▶ **DIRECTIONS FOR THIS TASK**: Extract the records below word for word and ignore the images.

▶ **RECORD EXTRACTS**:
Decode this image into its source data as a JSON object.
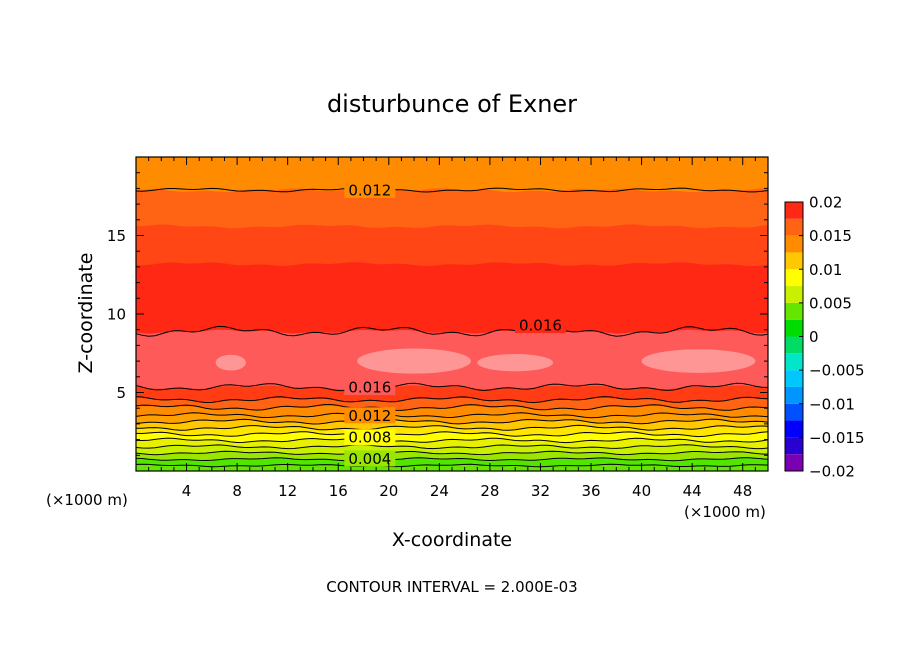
{
  "chart_data": {
    "type": "heatmap",
    "subtype": "filled-contour",
    "title": "disturbunce of Exner",
    "xlabel": "X-coordinate",
    "ylabel": "Z-coordinate",
    "x_unit_left": "(×1000 m)",
    "x_unit_right": "(×1000 m)",
    "xlim": [
      0,
      50
    ],
    "ylim": [
      0,
      20
    ],
    "x_ticks": [
      4,
      8,
      12,
      16,
      20,
      24,
      28,
      32,
      36,
      40,
      44,
      48
    ],
    "x_tick_labels": [
      "4",
      "8",
      "12",
      "16",
      "20",
      "24",
      "28",
      "32",
      "36",
      "40",
      "44",
      "48"
    ],
    "y_ticks": [
      5,
      10,
      15
    ],
    "y_tick_labels": [
      "5",
      "10",
      "15"
    ],
    "footer": "CONTOUR INTERVAL = 2.000E-03",
    "contour_interval": 0.002,
    "colorbar": {
      "levels": [
        -0.02,
        -0.0175,
        -0.015,
        -0.0125,
        -0.01,
        -0.0075,
        -0.005,
        -0.0025,
        0,
        0.0025,
        0.005,
        0.0075,
        0.01,
        0.0125,
        0.015,
        0.0175,
        0.02
      ],
      "colors": [
        "#7a00b4",
        "#2800d2",
        "#0000ff",
        "#0050ff",
        "#0096ff",
        "#00c8ff",
        "#00e6c8",
        "#00dc64",
        "#00dc00",
        "#64e600",
        "#c8f000",
        "#ffff00",
        "#ffc800",
        "#ff8c00",
        "#ff6414",
        "#ff2814",
        "#ff5a5a",
        "#ff9696"
      ],
      "tick_values": [
        0.02,
        0.015,
        0.01,
        0.005,
        0,
        -0.005,
        -0.01,
        -0.015,
        -0.02
      ],
      "tick_labels": [
        "0.02",
        "0.015",
        "0.01",
        "0.005",
        "0",
        "−0.005",
        "−0.01",
        "−0.015",
        "−0.02"
      ]
    },
    "bands": [
      {
        "z0": 0.0,
        "z1": 0.35,
        "color": "#64e600"
      },
      {
        "z0": 0.35,
        "z1": 0.75,
        "color": "#50e600"
      },
      {
        "z0": 0.75,
        "z1": 1.15,
        "color": "#9be600"
      },
      {
        "z0": 1.15,
        "z1": 1.55,
        "color": "#c8f000"
      },
      {
        "z0": 1.55,
        "z1": 1.95,
        "color": "#e6f000"
      },
      {
        "z0": 1.95,
        "z1": 2.35,
        "color": "#ffff00"
      },
      {
        "z0": 2.35,
        "z1": 2.75,
        "color": "#ffe600"
      },
      {
        "z0": 2.75,
        "z1": 3.15,
        "color": "#ffc800"
      },
      {
        "z0": 3.15,
        "z1": 3.55,
        "color": "#ffa000"
      },
      {
        "z0": 3.55,
        "z1": 4.05,
        "color": "#ff8c00"
      },
      {
        "z0": 4.05,
        "z1": 4.55,
        "color": "#ff6414"
      },
      {
        "z0": 4.55,
        "z1": 5.35,
        "color": "#ff3c14"
      },
      {
        "z0": 5.35,
        "z1": 8.9,
        "color": "#ff5a5a"
      },
      {
        "z0": 8.9,
        "z1": 13.2,
        "color": "#ff2814"
      },
      {
        "z0": 13.2,
        "z1": 15.6,
        "color": "#ff4614"
      },
      {
        "z0": 15.6,
        "z1": 17.9,
        "color": "#ff6414"
      },
      {
        "z0": 17.9,
        "z1": 20.0,
        "color": "#ff8c00"
      }
    ],
    "blobs": [
      {
        "x": 7.5,
        "z": 6.9,
        "rx": 1.2,
        "rz": 0.5,
        "color": "#ff9696"
      },
      {
        "x": 22.0,
        "z": 7.0,
        "rx": 4.5,
        "rz": 0.8,
        "color": "#ff9696"
      },
      {
        "x": 30.0,
        "z": 6.9,
        "rx": 3.0,
        "rz": 0.55,
        "color": "#ff9696"
      },
      {
        "x": 44.5,
        "z": 7.0,
        "rx": 4.5,
        "rz": 0.75,
        "color": "#ff9696"
      }
    ],
    "contour_lines": [
      {
        "z": 0.35,
        "amp": 0.05
      },
      {
        "z": 0.75,
        "amp": 0.06
      },
      {
        "z": 1.15,
        "amp": 0.07
      },
      {
        "z": 1.55,
        "amp": 0.08
      },
      {
        "z": 1.95,
        "amp": 0.09
      },
      {
        "z": 2.35,
        "amp": 0.1
      },
      {
        "z": 2.75,
        "amp": 0.1
      },
      {
        "z": 3.15,
        "amp": 0.1
      },
      {
        "z": 3.55,
        "amp": 0.1
      },
      {
        "z": 4.05,
        "amp": 0.12
      },
      {
        "z": 4.55,
        "amp": 0.12
      },
      {
        "z": 5.35,
        "amp": 0.15
      },
      {
        "z": 8.9,
        "amp": 0.2
      },
      {
        "z": 17.9,
        "amp": 0.08
      }
    ],
    "contour_labels": [
      {
        "text": "0.012",
        "x": 18.5,
        "z": 17.9
      },
      {
        "text": "0.016",
        "x": 32.0,
        "z": 9.3
      },
      {
        "text": "0.016",
        "x": 18.5,
        "z": 5.35
      },
      {
        "text": "0.012",
        "x": 18.5,
        "z": 3.55
      },
      {
        "text": "0.008",
        "x": 18.5,
        "z": 2.15
      },
      {
        "text": "0.004",
        "x": 18.5,
        "z": 0.8
      }
    ]
  }
}
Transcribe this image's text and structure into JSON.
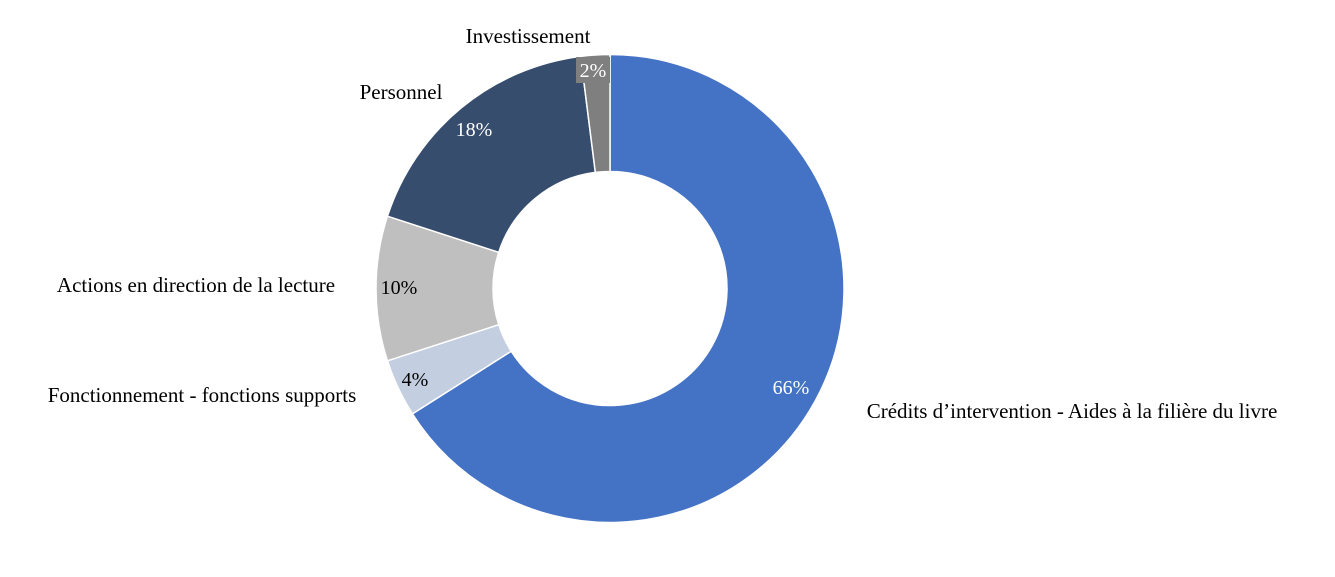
{
  "chart_data": {
    "type": "pie",
    "variant": "donut",
    "title": "",
    "start_angle": "12 o'clock, clockwise",
    "legend": "none (category labels outside slices)",
    "slices": [
      {
        "label": "Crédits d’intervention - Aides à la filière du livre",
        "value": 66,
        "value_label": "66%",
        "color": "#4472C4",
        "label_color": "#FFFFFF"
      },
      {
        "label": "Fonctionnement - fonctions supports",
        "value": 4,
        "value_label": "4%",
        "color": "#C3CEE1",
        "label_color": "#000000"
      },
      {
        "label": "Actions en direction de la lecture",
        "value": 10,
        "value_label": "10%",
        "color": "#BFBFBF",
        "label_color": "#000000"
      },
      {
        "label": "Personnel",
        "value": 18,
        "value_label": "18%",
        "color": "#374D6E",
        "label_color": "#FFFFFF"
      },
      {
        "label": "Investissement",
        "value": 2,
        "value_label": "2%",
        "color": "#7F7F7F",
        "label_color": "#FFFFFF"
      }
    ]
  }
}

▶ **ANSWER BELOW**:
Decode this image into its source data as a JSON object.
{
  "chart_data": {
    "type": "heatmap",
    "subtype": "filled-contour",
    "title": "disturbunce of Exner",
    "xlabel": "X-coordinate",
    "ylabel": "Z-coordinate",
    "x_unit_left": "(×1000 m)",
    "x_unit_right": "(×1000 m)",
    "xlim": [
      0,
      50
    ],
    "ylim": [
      0,
      20
    ],
    "x_ticks": [
      4,
      8,
      12,
      16,
      20,
      24,
      28,
      32,
      36,
      40,
      44,
      48
    ],
    "x_tick_labels": [
      "4",
      "8",
      "12",
      "16",
      "20",
      "24",
      "28",
      "32",
      "36",
      "40",
      "44",
      "48"
    ],
    "y_ticks": [
      5,
      10,
      15
    ],
    "y_tick_labels": [
      "5",
      "10",
      "15"
    ],
    "footer": "CONTOUR INTERVAL = 2.000E-03",
    "contour_interval": 0.002,
    "colorbar": {
      "levels": [
        -0.02,
        -0.0175,
        -0.015,
        -0.0125,
        -0.01,
        -0.0075,
        -0.005,
        -0.0025,
        0,
        0.0025,
        0.005,
        0.0075,
        0.01,
        0.0125,
        0.015,
        0.0175,
        0.02
      ],
      "colors": [
        "#7a00b4",
        "#2800d2",
        "#0000ff",
        "#0050ff",
        "#0096ff",
        "#00c8ff",
        "#00e6c8",
        "#00dc64",
        "#00dc00",
        "#64e600",
        "#c8f000",
        "#ffff00",
        "#ffc800",
        "#ff8c00",
        "#ff6414",
        "#ff2814",
        "#ff5a5a",
        "#ff9696"
      ],
      "tick_values": [
        0.02,
        0.015,
        0.01,
        0.005,
        0,
        -0.005,
        -0.01,
        -0.015,
        -0.02
      ],
      "tick_labels": [
        "0.02",
        "0.015",
        "0.01",
        "0.005",
        "0",
        "−0.005",
        "−0.01",
        "−0.015",
        "−0.02"
      ]
    },
    "bands": [
      {
        "z0": 0.0,
        "z1": 0.35,
        "color": "#64e600"
      },
      {
        "z0": 0.35,
        "z1": 0.75,
        "color": "#50e600"
      },
      {
        "z0": 0.75,
        "z1": 1.15,
        "color": "#9be600"
      },
      {
        "z0": 1.15,
        "z1": 1.55,
        "color": "#c8f000"
      },
      {
        "z0": 1.55,
        "z1": 1.95,
        "color": "#e6f000"
      },
      {
        "z0": 1.95,
        "z1": 2.35,
        "color": "#ffff00"
      },
      {
        "z0": 2.35,
        "z1": 2.75,
        "color": "#ffe600"
      },
      {
        "z0": 2.75,
        "z1": 3.15,
        "color": "#ffc800"
      },
      {
        "z0": 3.15,
        "z1": 3.55,
        "color": "#ffa000"
      },
      {
        "z0": 3.55,
        "z1": 4.05,
        "color": "#ff8c00"
      },
      {
        "z0": 4.05,
        "z1": 4.55,
        "color": "#ff6414"
      },
      {
        "z0": 4.55,
        "z1": 5.35,
        "color": "#ff3c14"
      },
      {
        "z0": 5.35,
        "z1": 8.9,
        "color": "#ff5a5a"
      },
      {
        "z0": 8.9,
        "z1": 13.2,
        "color": "#ff2814"
      },
      {
        "z0": 13.2,
        "z1": 15.6,
        "color": "#ff4614"
      },
      {
        "z0": 15.6,
        "z1": 17.9,
        "color": "#ff6414"
      },
      {
        "z0": 17.9,
        "z1": 20.0,
        "color": "#ff8c00"
      }
    ],
    "blobs": [
      {
        "x": 7.5,
        "z": 6.9,
        "rx": 1.2,
        "rz": 0.5,
        "color": "#ff9696"
      },
      {
        "x": 22.0,
        "z": 7.0,
        "rx": 4.5,
        "rz": 0.8,
        "color": "#ff9696"
      },
      {
        "x": 30.0,
        "z": 6.9,
        "rx": 3.0,
        "rz": 0.55,
        "color": "#ff9696"
      },
      {
        "x": 44.5,
        "z": 7.0,
        "rx": 4.5,
        "rz": 0.75,
        "color": "#ff9696"
      }
    ],
    "contour_lines": [
      {
        "z": 0.35,
        "amp": 0.05
      },
      {
        "z": 0.75,
        "amp": 0.06
      },
      {
        "z": 1.15,
        "amp": 0.07
      },
      {
        "z": 1.55,
        "amp": 0.08
      },
      {
        "z": 1.95,
        "amp": 0.09
      },
      {
        "z": 2.35,
        "amp": 0.1
      },
      {
        "z": 2.75,
        "amp": 0.1
      },
      {
        "z": 3.15,
        "amp": 0.1
      },
      {
        "z": 3.55,
        "amp": 0.1
      },
      {
        "z": 4.05,
        "amp": 0.12
      },
      {
        "z": 4.55,
        "amp": 0.12
      },
      {
        "z": 5.35,
        "amp": 0.15
      },
      {
        "z": 8.9,
        "amp": 0.2
      },
      {
        "z": 17.9,
        "amp": 0.08
      }
    ],
    "contour_labels": [
      {
        "text": "0.012",
        "x": 18.5,
        "z": 17.9
      },
      {
        "text": "0.016",
        "x": 32.0,
        "z": 9.3
      },
      {
        "text": "0.016",
        "x": 18.5,
        "z": 5.35
      },
      {
        "text": "0.012",
        "x": 18.5,
        "z": 3.55
      },
      {
        "text": "0.008",
        "x": 18.5,
        "z": 2.15
      },
      {
        "text": "0.004",
        "x": 18.5,
        "z": 0.8
      }
    ]
  }
}
Transcribe this image's text and structure into JSON.
{
  "chart_data": {
    "type": "pie",
    "variant": "donut",
    "title": "",
    "start_angle": "12 o'clock, clockwise",
    "legend": "none (category labels outside slices)",
    "slices": [
      {
        "label": "Crédits d’intervention - Aides à la filière du livre",
        "value": 66,
        "value_label": "66%",
        "color": "#4472C4",
        "label_color": "#FFFFFF"
      },
      {
        "label": "Fonctionnement - fonctions supports",
        "value": 4,
        "value_label": "4%",
        "color": "#C3CEE1",
        "label_color": "#000000"
      },
      {
        "label": "Actions en direction de la lecture",
        "value": 10,
        "value_label": "10%",
        "color": "#BFBFBF",
        "label_color": "#000000"
      },
      {
        "label": "Personnel",
        "value": 18,
        "value_label": "18%",
        "color": "#374D6E",
        "label_color": "#FFFFFF"
      },
      {
        "label": "Investissement",
        "value": 2,
        "value_label": "2%",
        "color": "#7F7F7F",
        "label_color": "#FFFFFF"
      }
    ]
  }
}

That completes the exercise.